▶ AIM OF THE EXERCISE: Count how many lines below contain the word "title", then give that number alone.

▶ SUPPLIED DATA:
=====

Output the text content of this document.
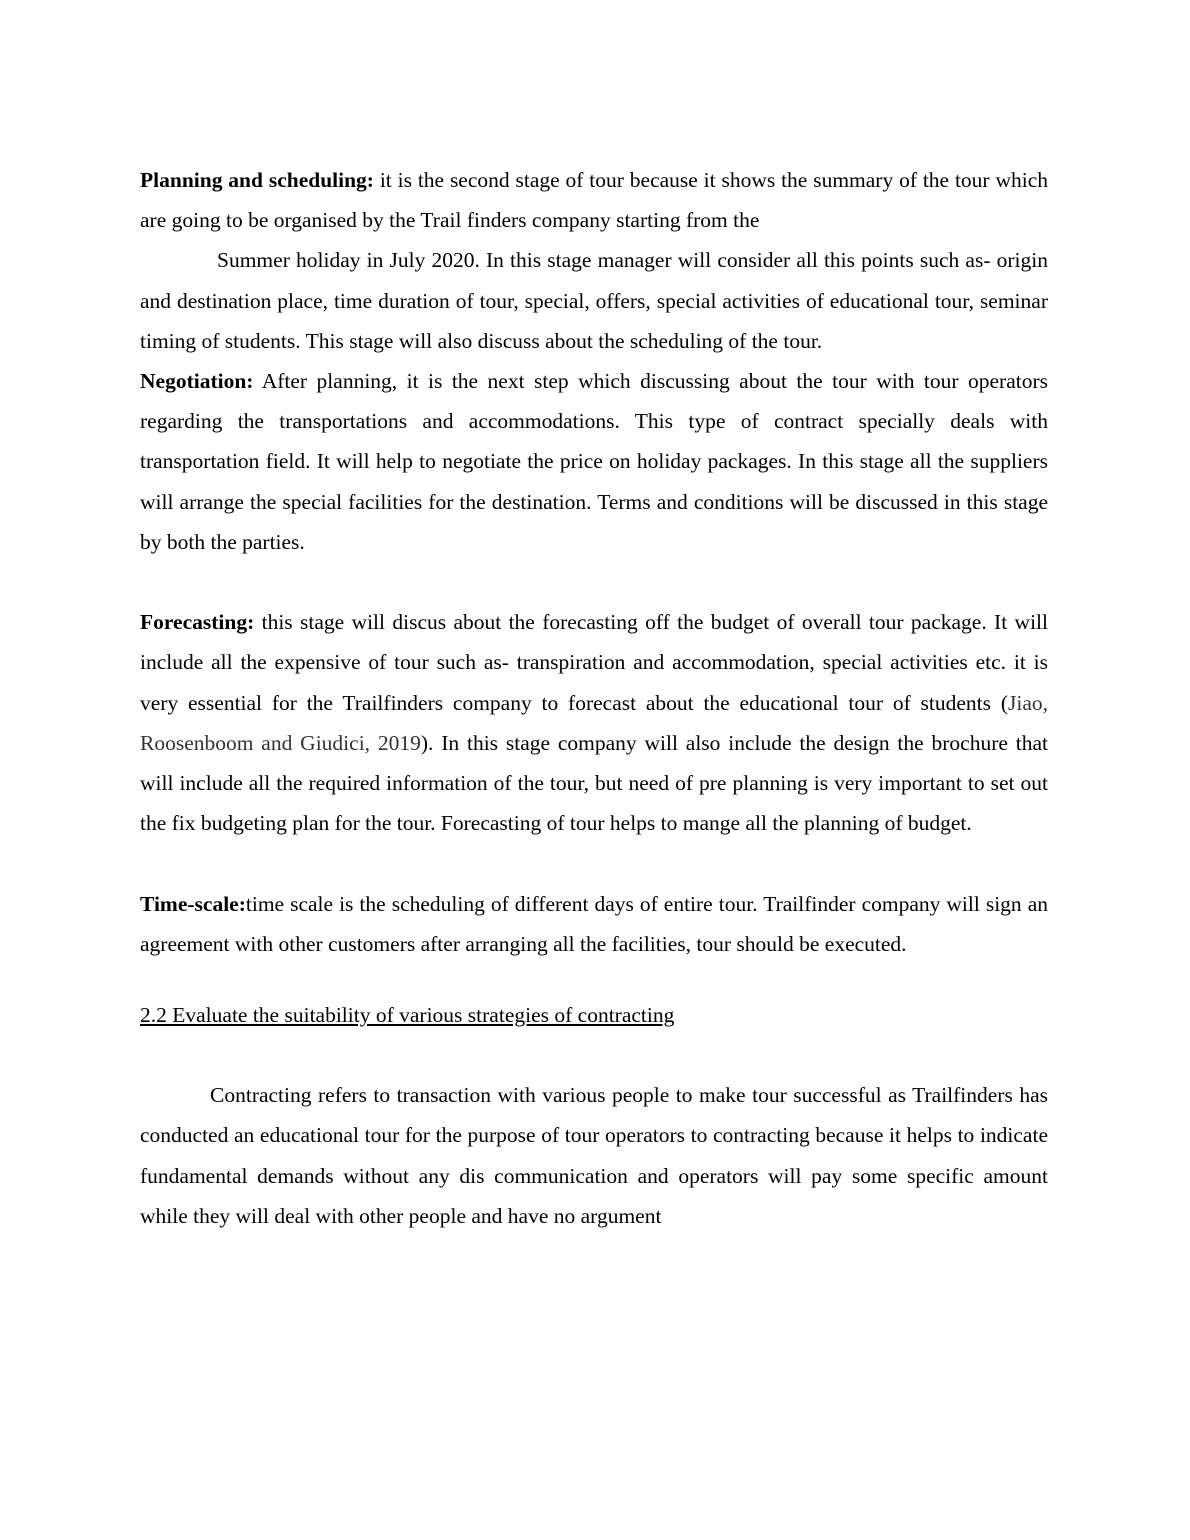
Planning and scheduling: it is the second stage of tour because it shows the summary of the tour which are going to be organised by the Trail finders company starting from the

Summer holiday in July 2020. In this stage manager will consider all this points such as- origin and destination place, time duration of tour, special, offers, special activities of educational tour, seminar timing of students. This stage will also discuss about the scheduling of the tour.

Negotiation: After planning, it is the next step which discussing about the tour with tour operators regarding the transportations and accommodations. This type of contract specially deals with transportation field. It will help to negotiate the price on holiday packages. In this stage all the suppliers will arrange the special facilities for the destination. Terms and conditions will be discussed in this stage by both the parties.

Forecasting: this stage will discus about the forecasting off the budget of overall tour package. It will include all the expensive of tour such as- transpiration and accommodation, special activities etc. it is very essential for the Trailfinders company to forecast about the educational tour of students (Jiao, Roosenboom and Giudici, 2019). In this stage company will also include the design the brochure that will include all the required information of the tour, but need of pre planning is very important to set out the fix budgeting plan for the tour. Forecasting of tour helps to mange all the planning of budget.

Time-scale:time scale is the scheduling of different days of entire tour. Trailfinder company will sign an agreement with other customers after arranging all the facilities, tour should be executed.

2.2 Evaluate the suitability of various strategies of contracting

Contracting refers to transaction with various people to make tour successful as Trailfinders has conducted an educational tour for the purpose of tour operators to contracting because it helps to indicate fundamental demands without any dis communication and operators will pay some specific amount while they will deal with other people and have no argument
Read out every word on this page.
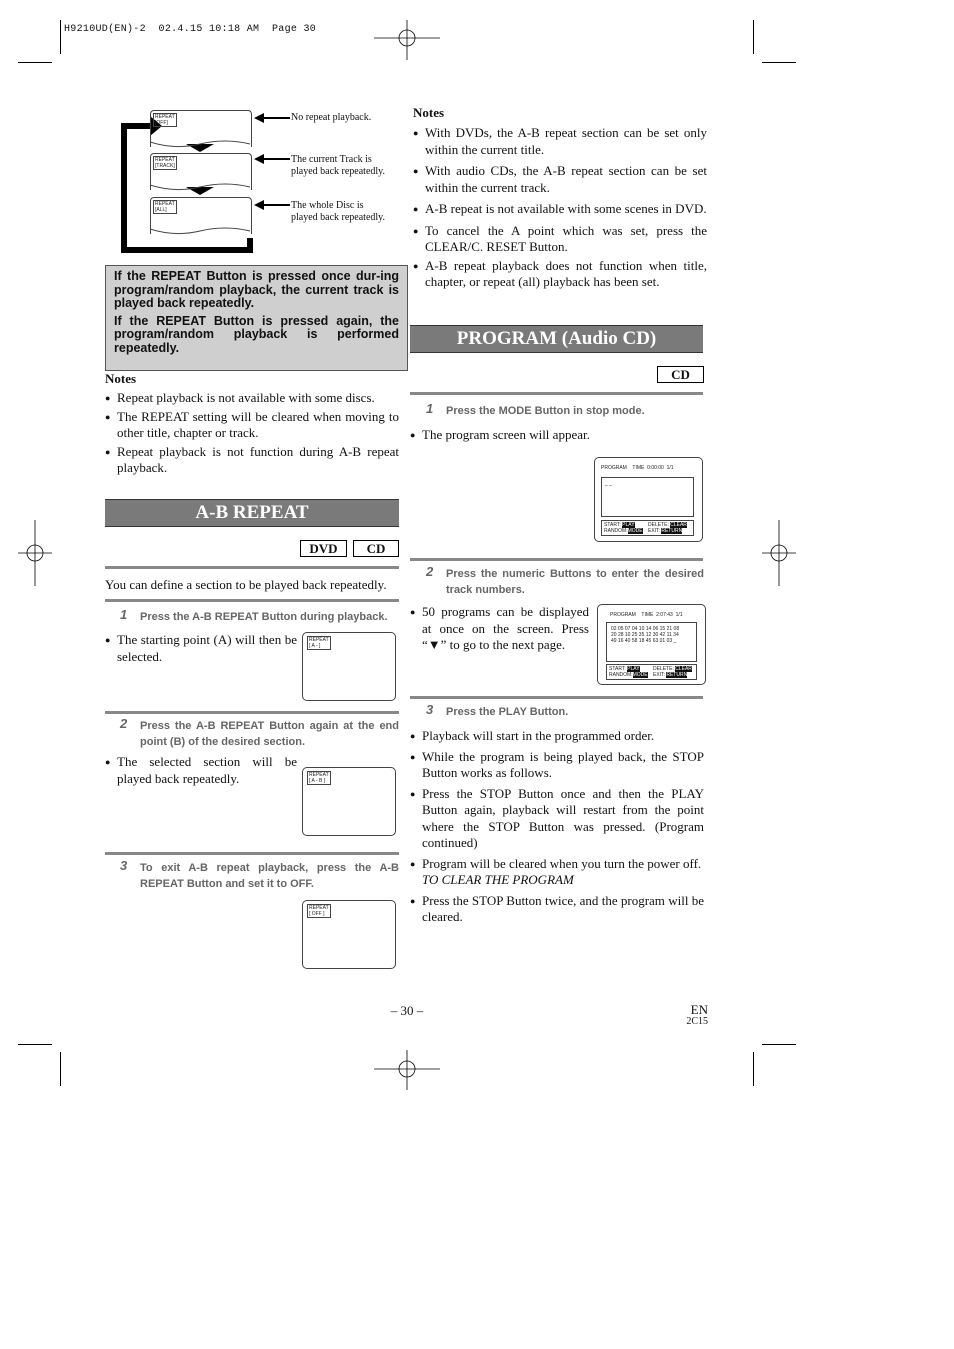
H9210UD(EN)-2 02.4.15 10:18 AM Page 30
REPEAT
[OFF]
REPEAT
[TRACK]
REPEAT
[ALL]
No repeat playback.
The current Track is played back repeatedly.
The whole Disc is played back repeatedly.
If the REPEAT Button is pressed once dur-ing program/random playback, the current track is played back repeatedly.
If the REPEAT Button is pressed again, the program/random playback is performed repeatedly.
Notes
● Repeat playback is not available with some discs.
● The REPEAT setting will be cleared when moving to other title, chapter or track.
● Repeat playback is not function during A-B repeat playback.
A-B REPEAT
DVD	CD
You can define a section to be played back repeatedly.
1	Press the A-B REPEAT Button during playback.
● The starting point (A) will then be selected.
REPEAT
[ A - ]
2	Press the A-B REPEAT Button again at the end point (B) of the desired section.
● The selected section will be played back repeatedly.	REPEAT
[ A - B ]
3	To exit A-B repeat playback, press the A-B REPEAT Button and set it to OFF.
REPEAT
[ OFF ]
Notes
● With DVDs, the A-B repeat section can be set only within the current title.
● With audio CDs, the A-B repeat section can be set within the current track.
● A-B repeat is not available with some scenes in DVD.
● To cancel the A point which was set, press the CLEAR/C. RESET Button.
● A-B repeat playback does not function when title, chapter, or repeat (all) playback has been set.
PROGRAM (Audio CD)
CD
1	Press the MODE Button in stop mode.
● The program screen will appear.
PROGRAM TIME 0:00:00 1/1
_ _
START: PLAY
RANDOM:MODE
DELETE: CLEAR
EXIT: RETURN
2	Press the numeric Buttons to enter the desired track numbers.
● 50 programs can be displayed at once on the screen. Press “▼” to go to the next page.
PROGRAM TIME 2:07:43 1/1
02 05 07 04 10 14 06 15 21 08
20 28 10 25 35 12 30 42 11 34
49 16 40 58 18 45 63 01 03 _
START: PLAY
RANDOM:MODE
DELETE: CLEAR
EXIT: RETURN
3	Press the PLAY Button.
● Playback will start in the programmed order.
● While the program is being played back, the STOP Button works as follows.
● Press the STOP Button once and then the PLAY Button again, playback will restart from the point where the STOP Button was pressed. (Program continued)
● Program will be cleared when you turn the power off.
TO CLEAR THE PROGRAM
● Press the STOP Button twice, and the program will be cleared.
– 30 –	EN
2C15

=====

▶ WORKED SOLUTION: 3